## Set task
Give the number of lines below that contain the word "Islanda", and nothing else.

Start

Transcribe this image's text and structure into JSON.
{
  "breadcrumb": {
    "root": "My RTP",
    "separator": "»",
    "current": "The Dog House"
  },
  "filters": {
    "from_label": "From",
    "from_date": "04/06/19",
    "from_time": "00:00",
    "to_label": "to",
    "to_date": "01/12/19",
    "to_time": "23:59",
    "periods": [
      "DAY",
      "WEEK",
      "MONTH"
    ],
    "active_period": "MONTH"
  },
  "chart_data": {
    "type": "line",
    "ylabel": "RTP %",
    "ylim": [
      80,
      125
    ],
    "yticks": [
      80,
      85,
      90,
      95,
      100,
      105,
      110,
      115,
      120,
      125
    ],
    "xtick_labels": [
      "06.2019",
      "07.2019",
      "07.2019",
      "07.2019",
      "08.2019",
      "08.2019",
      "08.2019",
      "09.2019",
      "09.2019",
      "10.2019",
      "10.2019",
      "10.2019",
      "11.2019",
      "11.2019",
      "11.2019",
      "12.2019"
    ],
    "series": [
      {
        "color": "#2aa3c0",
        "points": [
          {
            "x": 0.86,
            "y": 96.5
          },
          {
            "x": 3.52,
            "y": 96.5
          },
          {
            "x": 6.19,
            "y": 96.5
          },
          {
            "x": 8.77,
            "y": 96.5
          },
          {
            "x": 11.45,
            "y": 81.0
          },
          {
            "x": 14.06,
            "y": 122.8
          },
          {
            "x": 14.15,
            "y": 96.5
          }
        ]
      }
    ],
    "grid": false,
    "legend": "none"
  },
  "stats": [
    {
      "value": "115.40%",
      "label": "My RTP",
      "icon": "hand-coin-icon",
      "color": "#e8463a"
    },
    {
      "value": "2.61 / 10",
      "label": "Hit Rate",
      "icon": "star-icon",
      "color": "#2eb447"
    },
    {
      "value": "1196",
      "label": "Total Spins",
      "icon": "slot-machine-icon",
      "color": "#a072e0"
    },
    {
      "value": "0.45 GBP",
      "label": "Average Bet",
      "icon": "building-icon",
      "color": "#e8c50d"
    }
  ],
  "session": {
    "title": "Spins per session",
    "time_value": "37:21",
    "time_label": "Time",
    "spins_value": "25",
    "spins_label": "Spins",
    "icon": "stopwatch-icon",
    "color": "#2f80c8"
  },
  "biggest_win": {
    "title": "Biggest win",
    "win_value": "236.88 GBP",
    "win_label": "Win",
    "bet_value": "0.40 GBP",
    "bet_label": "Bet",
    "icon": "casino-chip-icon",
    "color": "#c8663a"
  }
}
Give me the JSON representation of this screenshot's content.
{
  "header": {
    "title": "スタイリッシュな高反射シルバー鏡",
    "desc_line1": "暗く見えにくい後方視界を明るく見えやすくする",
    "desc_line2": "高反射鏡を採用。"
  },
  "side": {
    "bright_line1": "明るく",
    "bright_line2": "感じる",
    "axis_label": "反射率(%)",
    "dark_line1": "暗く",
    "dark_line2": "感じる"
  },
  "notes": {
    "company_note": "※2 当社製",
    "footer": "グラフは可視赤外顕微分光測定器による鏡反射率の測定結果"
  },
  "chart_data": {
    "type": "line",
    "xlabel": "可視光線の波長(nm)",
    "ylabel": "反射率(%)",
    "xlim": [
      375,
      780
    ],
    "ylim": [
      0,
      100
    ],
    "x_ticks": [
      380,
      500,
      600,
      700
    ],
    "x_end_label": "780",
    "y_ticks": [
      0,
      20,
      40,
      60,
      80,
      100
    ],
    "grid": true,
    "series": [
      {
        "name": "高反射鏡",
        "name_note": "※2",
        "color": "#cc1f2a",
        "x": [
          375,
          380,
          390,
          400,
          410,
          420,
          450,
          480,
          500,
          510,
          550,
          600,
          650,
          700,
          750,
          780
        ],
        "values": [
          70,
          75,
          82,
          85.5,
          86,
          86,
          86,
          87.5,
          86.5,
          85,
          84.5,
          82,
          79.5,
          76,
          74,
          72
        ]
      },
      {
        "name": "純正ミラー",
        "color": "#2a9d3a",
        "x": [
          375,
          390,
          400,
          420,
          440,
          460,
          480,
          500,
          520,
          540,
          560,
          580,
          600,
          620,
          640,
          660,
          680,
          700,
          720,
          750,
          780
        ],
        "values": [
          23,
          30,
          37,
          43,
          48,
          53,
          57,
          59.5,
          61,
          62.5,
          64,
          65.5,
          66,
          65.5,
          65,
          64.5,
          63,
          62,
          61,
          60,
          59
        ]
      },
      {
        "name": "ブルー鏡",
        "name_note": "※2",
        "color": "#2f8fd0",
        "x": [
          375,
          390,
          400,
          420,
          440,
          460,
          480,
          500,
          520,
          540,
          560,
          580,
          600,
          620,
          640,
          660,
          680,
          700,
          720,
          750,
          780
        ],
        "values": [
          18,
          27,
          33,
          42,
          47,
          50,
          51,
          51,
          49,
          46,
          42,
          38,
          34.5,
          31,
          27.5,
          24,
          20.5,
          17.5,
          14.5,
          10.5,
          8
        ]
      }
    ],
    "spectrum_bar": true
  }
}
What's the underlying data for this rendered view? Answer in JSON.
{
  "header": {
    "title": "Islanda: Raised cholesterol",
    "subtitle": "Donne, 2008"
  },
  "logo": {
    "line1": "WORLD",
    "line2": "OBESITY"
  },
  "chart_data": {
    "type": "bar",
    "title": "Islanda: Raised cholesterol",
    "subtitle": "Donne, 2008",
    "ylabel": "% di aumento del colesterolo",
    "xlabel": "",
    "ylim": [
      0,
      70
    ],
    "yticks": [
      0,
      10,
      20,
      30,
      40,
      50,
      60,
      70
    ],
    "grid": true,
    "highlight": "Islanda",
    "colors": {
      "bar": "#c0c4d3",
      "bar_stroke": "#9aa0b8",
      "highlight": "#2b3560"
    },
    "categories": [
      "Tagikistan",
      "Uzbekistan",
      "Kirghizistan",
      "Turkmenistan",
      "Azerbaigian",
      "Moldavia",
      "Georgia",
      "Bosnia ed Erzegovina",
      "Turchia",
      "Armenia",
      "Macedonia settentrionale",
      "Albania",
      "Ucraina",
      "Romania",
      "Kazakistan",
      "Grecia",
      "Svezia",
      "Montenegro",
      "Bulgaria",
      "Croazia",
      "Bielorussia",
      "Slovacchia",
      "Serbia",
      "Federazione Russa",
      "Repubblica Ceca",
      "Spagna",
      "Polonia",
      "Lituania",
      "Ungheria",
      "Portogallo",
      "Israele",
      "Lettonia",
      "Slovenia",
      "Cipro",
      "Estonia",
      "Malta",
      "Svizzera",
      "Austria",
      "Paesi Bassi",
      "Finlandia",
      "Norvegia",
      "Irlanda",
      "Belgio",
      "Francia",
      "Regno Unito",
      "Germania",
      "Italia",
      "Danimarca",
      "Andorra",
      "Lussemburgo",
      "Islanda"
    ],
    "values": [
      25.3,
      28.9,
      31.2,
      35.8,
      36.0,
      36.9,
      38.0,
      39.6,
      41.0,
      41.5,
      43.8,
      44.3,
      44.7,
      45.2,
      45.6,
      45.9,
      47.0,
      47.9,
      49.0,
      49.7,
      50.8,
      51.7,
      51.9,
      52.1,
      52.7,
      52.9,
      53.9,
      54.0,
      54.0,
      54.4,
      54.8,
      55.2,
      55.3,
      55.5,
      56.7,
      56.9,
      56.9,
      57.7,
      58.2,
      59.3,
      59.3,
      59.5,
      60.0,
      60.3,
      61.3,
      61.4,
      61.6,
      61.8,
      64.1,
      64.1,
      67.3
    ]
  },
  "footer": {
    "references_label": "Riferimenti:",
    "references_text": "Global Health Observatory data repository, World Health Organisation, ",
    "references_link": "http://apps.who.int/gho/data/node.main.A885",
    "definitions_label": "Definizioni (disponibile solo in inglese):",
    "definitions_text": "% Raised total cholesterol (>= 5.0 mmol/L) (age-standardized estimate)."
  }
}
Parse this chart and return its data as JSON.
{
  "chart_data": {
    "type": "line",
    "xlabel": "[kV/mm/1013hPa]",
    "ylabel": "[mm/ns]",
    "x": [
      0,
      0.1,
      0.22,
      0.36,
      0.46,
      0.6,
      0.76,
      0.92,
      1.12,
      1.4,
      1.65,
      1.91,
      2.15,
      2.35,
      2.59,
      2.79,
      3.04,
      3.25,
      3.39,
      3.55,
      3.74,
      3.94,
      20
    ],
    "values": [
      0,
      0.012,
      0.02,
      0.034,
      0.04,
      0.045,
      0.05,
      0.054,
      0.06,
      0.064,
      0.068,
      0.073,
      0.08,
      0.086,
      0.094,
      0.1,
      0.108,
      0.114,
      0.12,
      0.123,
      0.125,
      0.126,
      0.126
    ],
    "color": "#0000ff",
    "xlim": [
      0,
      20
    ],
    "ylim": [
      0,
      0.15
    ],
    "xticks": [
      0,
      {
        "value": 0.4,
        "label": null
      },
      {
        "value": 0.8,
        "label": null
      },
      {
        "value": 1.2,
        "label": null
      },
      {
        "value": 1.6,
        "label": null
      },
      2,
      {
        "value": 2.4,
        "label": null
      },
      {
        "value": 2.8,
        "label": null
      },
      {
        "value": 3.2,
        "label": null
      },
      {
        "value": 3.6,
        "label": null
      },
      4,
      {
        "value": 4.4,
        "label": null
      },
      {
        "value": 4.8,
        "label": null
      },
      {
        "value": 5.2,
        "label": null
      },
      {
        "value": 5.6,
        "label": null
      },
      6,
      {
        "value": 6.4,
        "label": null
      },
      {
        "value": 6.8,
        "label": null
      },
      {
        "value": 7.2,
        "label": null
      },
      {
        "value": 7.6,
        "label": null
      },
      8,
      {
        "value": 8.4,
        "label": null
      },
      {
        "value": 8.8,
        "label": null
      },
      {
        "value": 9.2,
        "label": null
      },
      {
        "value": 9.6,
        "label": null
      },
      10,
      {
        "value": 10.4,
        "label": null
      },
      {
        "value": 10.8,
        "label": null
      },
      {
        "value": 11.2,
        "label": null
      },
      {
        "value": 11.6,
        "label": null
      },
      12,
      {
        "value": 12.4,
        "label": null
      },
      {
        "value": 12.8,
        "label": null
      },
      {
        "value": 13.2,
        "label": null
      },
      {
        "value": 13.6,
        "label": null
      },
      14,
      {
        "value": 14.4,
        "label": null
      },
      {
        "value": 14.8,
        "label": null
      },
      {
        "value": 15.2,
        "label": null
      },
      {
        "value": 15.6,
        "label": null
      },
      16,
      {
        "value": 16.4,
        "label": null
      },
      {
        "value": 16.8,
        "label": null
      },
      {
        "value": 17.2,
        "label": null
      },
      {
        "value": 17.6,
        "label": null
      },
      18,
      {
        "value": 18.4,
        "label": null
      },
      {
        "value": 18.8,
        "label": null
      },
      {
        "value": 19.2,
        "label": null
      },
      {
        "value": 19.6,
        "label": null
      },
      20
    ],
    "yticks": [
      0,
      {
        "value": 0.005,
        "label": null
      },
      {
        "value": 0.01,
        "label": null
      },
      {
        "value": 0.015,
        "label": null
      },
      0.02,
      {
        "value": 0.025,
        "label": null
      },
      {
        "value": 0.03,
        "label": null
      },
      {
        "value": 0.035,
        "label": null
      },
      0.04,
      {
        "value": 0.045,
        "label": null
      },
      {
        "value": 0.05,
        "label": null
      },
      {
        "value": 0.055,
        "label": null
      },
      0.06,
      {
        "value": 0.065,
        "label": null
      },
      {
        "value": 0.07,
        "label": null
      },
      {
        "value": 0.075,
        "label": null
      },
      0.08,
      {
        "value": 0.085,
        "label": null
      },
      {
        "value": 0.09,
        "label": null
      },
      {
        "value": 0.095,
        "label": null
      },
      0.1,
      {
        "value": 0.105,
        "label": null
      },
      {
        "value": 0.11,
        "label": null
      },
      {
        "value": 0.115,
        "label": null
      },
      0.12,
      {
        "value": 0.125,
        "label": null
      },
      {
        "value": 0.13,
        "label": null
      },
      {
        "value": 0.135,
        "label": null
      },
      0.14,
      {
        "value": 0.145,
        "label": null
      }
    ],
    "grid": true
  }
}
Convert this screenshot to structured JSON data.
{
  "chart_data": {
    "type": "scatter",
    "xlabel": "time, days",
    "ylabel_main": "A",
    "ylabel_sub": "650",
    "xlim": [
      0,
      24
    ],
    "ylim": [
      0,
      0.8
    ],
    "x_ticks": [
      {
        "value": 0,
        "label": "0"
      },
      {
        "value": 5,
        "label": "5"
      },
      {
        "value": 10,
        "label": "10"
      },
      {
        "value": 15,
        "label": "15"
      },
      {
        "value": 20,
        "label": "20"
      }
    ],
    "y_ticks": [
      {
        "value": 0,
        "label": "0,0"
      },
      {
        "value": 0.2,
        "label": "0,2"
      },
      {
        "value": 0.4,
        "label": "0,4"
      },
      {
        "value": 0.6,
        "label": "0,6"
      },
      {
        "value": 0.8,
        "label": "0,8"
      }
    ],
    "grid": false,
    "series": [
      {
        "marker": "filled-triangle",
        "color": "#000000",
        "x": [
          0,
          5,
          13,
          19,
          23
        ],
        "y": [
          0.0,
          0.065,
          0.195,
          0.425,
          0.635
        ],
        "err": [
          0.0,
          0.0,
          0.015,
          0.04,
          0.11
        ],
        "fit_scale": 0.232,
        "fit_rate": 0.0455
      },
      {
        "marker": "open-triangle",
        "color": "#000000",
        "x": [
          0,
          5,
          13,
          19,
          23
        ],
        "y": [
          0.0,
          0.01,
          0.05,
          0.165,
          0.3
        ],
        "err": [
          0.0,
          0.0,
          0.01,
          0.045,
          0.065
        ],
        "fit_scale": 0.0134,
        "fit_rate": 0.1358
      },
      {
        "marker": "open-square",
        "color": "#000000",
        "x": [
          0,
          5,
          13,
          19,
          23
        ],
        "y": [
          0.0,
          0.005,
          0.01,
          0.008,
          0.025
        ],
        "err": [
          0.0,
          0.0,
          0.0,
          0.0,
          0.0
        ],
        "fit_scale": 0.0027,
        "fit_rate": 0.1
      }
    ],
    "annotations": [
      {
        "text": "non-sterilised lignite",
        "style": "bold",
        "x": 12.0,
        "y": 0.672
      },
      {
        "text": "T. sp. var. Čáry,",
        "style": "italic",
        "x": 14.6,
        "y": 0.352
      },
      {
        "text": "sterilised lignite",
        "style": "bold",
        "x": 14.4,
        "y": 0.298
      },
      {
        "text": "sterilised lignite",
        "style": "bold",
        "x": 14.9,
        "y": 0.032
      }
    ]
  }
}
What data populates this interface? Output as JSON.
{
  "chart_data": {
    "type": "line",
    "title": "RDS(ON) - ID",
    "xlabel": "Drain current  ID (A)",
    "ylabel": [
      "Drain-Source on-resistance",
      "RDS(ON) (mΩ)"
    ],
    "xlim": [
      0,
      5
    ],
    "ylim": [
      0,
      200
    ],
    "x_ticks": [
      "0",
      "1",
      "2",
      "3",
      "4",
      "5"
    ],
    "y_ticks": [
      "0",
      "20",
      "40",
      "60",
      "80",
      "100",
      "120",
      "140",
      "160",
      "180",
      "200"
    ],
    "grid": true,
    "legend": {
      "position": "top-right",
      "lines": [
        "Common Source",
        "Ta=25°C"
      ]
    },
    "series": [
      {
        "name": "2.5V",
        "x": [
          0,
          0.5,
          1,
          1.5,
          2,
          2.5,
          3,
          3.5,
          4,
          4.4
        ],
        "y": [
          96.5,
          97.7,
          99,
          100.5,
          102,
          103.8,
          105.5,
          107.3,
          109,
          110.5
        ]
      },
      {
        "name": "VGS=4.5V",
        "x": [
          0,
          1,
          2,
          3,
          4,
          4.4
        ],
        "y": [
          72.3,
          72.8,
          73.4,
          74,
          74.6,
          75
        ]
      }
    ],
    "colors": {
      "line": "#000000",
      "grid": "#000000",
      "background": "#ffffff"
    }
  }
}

End

## Task result
4